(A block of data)
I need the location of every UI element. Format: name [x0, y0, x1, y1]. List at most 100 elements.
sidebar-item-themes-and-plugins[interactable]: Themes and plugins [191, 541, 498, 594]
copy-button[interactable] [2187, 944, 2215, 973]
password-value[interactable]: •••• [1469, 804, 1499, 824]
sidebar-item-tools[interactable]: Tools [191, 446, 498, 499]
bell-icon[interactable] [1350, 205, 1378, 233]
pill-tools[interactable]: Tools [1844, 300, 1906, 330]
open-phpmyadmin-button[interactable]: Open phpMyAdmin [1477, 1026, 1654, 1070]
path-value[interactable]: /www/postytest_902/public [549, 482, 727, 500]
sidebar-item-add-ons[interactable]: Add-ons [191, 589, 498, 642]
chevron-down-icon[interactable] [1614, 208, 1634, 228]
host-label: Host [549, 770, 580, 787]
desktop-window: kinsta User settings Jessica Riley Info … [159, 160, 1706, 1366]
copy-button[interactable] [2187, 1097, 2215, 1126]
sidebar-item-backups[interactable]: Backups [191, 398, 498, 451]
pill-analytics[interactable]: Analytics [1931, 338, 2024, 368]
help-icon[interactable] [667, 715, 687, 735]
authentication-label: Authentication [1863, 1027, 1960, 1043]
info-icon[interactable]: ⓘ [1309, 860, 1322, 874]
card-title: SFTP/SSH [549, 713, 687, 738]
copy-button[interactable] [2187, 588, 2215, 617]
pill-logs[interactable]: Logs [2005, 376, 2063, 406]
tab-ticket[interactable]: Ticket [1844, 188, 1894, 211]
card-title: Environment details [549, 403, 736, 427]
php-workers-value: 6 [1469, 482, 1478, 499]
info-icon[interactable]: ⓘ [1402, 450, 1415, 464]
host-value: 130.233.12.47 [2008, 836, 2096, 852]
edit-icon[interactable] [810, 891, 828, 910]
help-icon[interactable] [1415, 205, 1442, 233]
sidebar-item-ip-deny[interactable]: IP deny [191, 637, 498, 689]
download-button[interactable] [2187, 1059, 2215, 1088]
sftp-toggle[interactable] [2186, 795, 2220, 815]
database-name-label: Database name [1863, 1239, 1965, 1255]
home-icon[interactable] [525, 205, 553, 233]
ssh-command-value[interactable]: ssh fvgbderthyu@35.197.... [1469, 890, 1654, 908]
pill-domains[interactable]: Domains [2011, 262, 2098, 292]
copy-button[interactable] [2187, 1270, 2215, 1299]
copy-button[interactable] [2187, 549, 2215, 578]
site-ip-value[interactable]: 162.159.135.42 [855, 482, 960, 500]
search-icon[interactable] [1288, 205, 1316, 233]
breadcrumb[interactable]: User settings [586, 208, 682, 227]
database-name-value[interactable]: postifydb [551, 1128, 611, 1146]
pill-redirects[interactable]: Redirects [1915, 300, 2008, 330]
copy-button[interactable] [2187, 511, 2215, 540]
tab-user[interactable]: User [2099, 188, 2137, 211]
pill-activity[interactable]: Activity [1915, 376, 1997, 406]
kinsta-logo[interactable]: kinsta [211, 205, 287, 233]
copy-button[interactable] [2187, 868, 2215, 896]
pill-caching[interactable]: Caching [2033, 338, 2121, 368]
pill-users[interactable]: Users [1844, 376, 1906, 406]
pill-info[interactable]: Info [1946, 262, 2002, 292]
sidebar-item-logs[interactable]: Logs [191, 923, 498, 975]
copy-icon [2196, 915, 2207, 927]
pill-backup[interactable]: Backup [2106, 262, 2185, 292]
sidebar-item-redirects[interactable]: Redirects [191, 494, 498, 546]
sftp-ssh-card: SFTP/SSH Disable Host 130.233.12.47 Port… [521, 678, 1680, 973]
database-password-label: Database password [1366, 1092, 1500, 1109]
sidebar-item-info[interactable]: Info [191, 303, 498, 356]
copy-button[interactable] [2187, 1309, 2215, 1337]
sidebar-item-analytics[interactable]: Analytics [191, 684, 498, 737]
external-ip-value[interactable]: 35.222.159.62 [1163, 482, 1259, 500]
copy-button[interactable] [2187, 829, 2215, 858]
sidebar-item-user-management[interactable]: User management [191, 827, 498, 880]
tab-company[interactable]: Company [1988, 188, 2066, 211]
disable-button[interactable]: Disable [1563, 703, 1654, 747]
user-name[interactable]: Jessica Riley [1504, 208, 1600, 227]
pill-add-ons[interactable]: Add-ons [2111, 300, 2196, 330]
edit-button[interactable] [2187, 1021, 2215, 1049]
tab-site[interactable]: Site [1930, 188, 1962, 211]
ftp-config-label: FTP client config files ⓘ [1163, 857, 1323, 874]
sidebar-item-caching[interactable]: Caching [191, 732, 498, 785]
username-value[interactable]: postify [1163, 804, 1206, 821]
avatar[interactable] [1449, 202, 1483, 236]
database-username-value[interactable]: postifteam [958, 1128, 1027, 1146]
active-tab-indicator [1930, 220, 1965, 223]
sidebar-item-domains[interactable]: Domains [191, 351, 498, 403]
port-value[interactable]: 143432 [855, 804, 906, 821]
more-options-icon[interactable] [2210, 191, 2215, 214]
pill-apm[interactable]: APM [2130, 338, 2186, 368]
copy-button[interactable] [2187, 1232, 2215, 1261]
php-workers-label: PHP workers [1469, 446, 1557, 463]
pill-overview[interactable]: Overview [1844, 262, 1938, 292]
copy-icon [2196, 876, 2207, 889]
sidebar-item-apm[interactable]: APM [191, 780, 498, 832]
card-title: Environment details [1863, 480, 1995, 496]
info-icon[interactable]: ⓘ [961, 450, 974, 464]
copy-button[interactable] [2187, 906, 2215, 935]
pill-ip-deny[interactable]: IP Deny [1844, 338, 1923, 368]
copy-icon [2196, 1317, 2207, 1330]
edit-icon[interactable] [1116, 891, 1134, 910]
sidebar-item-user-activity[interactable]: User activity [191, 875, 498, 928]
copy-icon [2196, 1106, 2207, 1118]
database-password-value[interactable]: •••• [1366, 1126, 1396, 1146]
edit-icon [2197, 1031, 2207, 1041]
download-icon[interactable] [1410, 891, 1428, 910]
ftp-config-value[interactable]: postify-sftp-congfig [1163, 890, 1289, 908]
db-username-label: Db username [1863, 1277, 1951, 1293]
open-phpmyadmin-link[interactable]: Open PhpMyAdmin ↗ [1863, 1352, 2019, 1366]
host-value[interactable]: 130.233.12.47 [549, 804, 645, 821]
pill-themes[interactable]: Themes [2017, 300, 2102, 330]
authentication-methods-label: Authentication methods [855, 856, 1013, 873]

--- Task goal ---
Present the lines of the listing as a numbered list, leaving out any blank lines.

--- The output ---
1. I need the location of every UI element. Format: name [x0, y0, x1, y1]. List at most 100 elements.
2. sidebar-item-themes-and-plugins[interactable]: Themes and plugins [191, 541, 498, 594]
3. copy-button[interactable] [2187, 944, 2215, 973]
4. password-value[interactable]: •••• [1469, 804, 1499, 824]
5. sidebar-item-tools[interactable]: Tools [191, 446, 498, 499]
6. bell-icon[interactable] [1350, 205, 1378, 233]
7. pill-tools[interactable]: Tools [1844, 300, 1906, 330]
8. open-phpmyadmin-button[interactable]: Open phpMyAdmin [1477, 1026, 1654, 1070]
9. path-value[interactable]: /www/postytest_902/public [549, 482, 727, 500]
10. sidebar-item-add-ons[interactable]: Add-ons [191, 589, 498, 642]
11. chevron-down-icon[interactable] [1614, 208, 1634, 228]
12. host-label: Host [549, 770, 580, 787]
13. desktop-window: kinsta User settings Jessica Riley Info … [159, 160, 1706, 1366]
14. copy-button[interactable] [2187, 1097, 2215, 1126]
15. sidebar-item-backups[interactable]: Backups [191, 398, 498, 451]
16. pill-analytics[interactable]: Analytics [1931, 338, 2024, 368]
17. help-icon[interactable] [667, 715, 687, 735]
18. authentication-label: Authentication [1863, 1027, 1960, 1043]
19. info-icon[interactable]: ⓘ [1309, 860, 1322, 874]
20. card-title: SFTP/SSH [549, 713, 687, 738]
21. copy-button[interactable] [2187, 588, 2215, 617]
22. pill-logs[interactable]: Logs [2005, 376, 2063, 406]
23. tab-ticket[interactable]: Ticket [1844, 188, 1894, 211]
24. card-title: Environment details [549, 403, 736, 427]
25. php-workers-value: 6 [1469, 482, 1478, 499]
26. info-icon[interactable]: ⓘ [1402, 450, 1415, 464]
27. host-value: 130.233.12.47 [2008, 836, 2096, 852]
28. edit-icon[interactable] [810, 891, 828, 910]
29. help-icon[interactable] [1415, 205, 1442, 233]
30. sidebar-item-ip-deny[interactable]: IP deny [191, 637, 498, 689]
31. download-button[interactable] [2187, 1059, 2215, 1088]
32. sftp-toggle[interactable] [2186, 795, 2220, 815]
33. database-name-label: Database name [1863, 1239, 1965, 1255]
34. home-icon[interactable] [525, 205, 553, 233]
35. ssh-command-value[interactable]: ssh fvgbderthyu@35.197.... [1469, 890, 1654, 908]
36. pill-domains[interactable]: Domains [2011, 262, 2098, 292]
37. copy-button[interactable] [2187, 1270, 2215, 1299]
38. copy-button[interactable] [2187, 549, 2215, 578]
39. site-ip-value[interactable]: 162.159.135.42 [855, 482, 960, 500]
40. search-icon[interactable] [1288, 205, 1316, 233]
41. breadcrumb[interactable]: User settings [586, 208, 682, 227]
42. database-name-value[interactable]: postifydb [551, 1128, 611, 1146]
43. pill-redirects[interactable]: Redirects [1915, 300, 2008, 330]
44. copy-button[interactable] [2187, 511, 2215, 540]
45. tab-user[interactable]: User [2099, 188, 2137, 211]
46. pill-activity[interactable]: Activity [1915, 376, 1997, 406]
47. kinsta-logo[interactable]: kinsta [211, 205, 287, 233]
48. copy-button[interactable] [2187, 868, 2215, 896]
49. pill-caching[interactable]: Caching [2033, 338, 2121, 368]
50. pill-users[interactable]: Users [1844, 376, 1906, 406]
51. pill-info[interactable]: Info [1946, 262, 2002, 292]
52. sidebar-item-logs[interactable]: Logs [191, 923, 498, 975]
53. copy-icon [2196, 915, 2207, 927]
54. pill-backup[interactable]: Backup [2106, 262, 2185, 292]
55. sidebar-item-redirects[interactable]: Redirects [191, 494, 498, 546]
56. sftp-ssh-card: SFTP/SSH Disable Host 130.233.12.47 Port… [521, 678, 1680, 973]
57. database-password-label: Database password [1366, 1092, 1500, 1109]
58. sidebar-item-info[interactable]: Info [191, 303, 498, 356]
59. copy-button[interactable] [2187, 1309, 2215, 1337]
60. sidebar-item-analytics[interactable]: Analytics [191, 684, 498, 737]
61. external-ip-value[interactable]: 35.222.159.62 [1163, 482, 1259, 500]
62. copy-button[interactable] [2187, 829, 2215, 858]
63. sidebar-item-user-management[interactable]: User management [191, 827, 498, 880]
64. tab-company[interactable]: Company [1988, 188, 2066, 211]
65. disable-button[interactable]: Disable [1563, 703, 1654, 747]
66. user-name[interactable]: Jessica Riley [1504, 208, 1600, 227]
67. pill-add-ons[interactable]: Add-ons [2111, 300, 2196, 330]
68. edit-button[interactable] [2187, 1021, 2215, 1049]
69. tab-site[interactable]: Site [1930, 188, 1962, 211]
70. ftp-config-label: FTP client config files ⓘ [1163, 857, 1323, 874]
71. sidebar-item-caching[interactable]: Caching [191, 732, 498, 785]
72. username-value[interactable]: postify [1163, 804, 1206, 821]
73. avatar[interactable] [1449, 202, 1483, 236]
74. database-username-value[interactable]: postifteam [958, 1128, 1027, 1146]
75. active-tab-indicator [1930, 220, 1965, 223]
76. sidebar-item-domains[interactable]: Domains [191, 351, 498, 403]
77. port-value[interactable]: 143432 [855, 804, 906, 821]
78. more-options-icon[interactable] [2210, 191, 2215, 214]
79. pill-apm[interactable]: APM [2130, 338, 2186, 368]
80. copy-button[interactable] [2187, 1232, 2215, 1261]
81. php-workers-label: PHP workers [1469, 446, 1557, 463]
82. pill-overview[interactable]: Overview [1844, 262, 1938, 292]
83. copy-icon [2196, 876, 2207, 889]
84. sidebar-item-apm[interactable]: APM [191, 780, 498, 832]
85. card-title: Environment details [1863, 480, 1995, 496]
86. info-icon[interactable]: ⓘ [961, 450, 974, 464]
87. copy-button[interactable] [2187, 906, 2215, 935]
88. pill-ip-deny[interactable]: IP Deny [1844, 338, 1923, 368]
89. copy-icon [2196, 1317, 2207, 1330]
90. edit-icon[interactable] [1116, 891, 1134, 910]
91. sidebar-item-user-activity[interactable]: User activity [191, 875, 498, 928]
92. copy-icon [2196, 1106, 2207, 1118]
93. database-password-value[interactable]: •••• [1366, 1126, 1396, 1146]
94. edit-icon [2197, 1031, 2207, 1041]
95. download-icon[interactable] [1410, 891, 1428, 910]
96. ftp-config-value[interactable]: postify-sftp-congfig [1163, 890, 1289, 908]
97. db-username-label: Db username [1863, 1277, 1951, 1293]
98. open-phpmyadmin-link[interactable]: Open PhpMyAdmin ↗ [1863, 1352, 2019, 1366]
99. host-value[interactable]: 130.233.12.47 [549, 804, 645, 821]
100. pill-themes[interactable]: Themes [2017, 300, 2102, 330]
101. authentication-methods-label: Authentication methods [855, 856, 1013, 873]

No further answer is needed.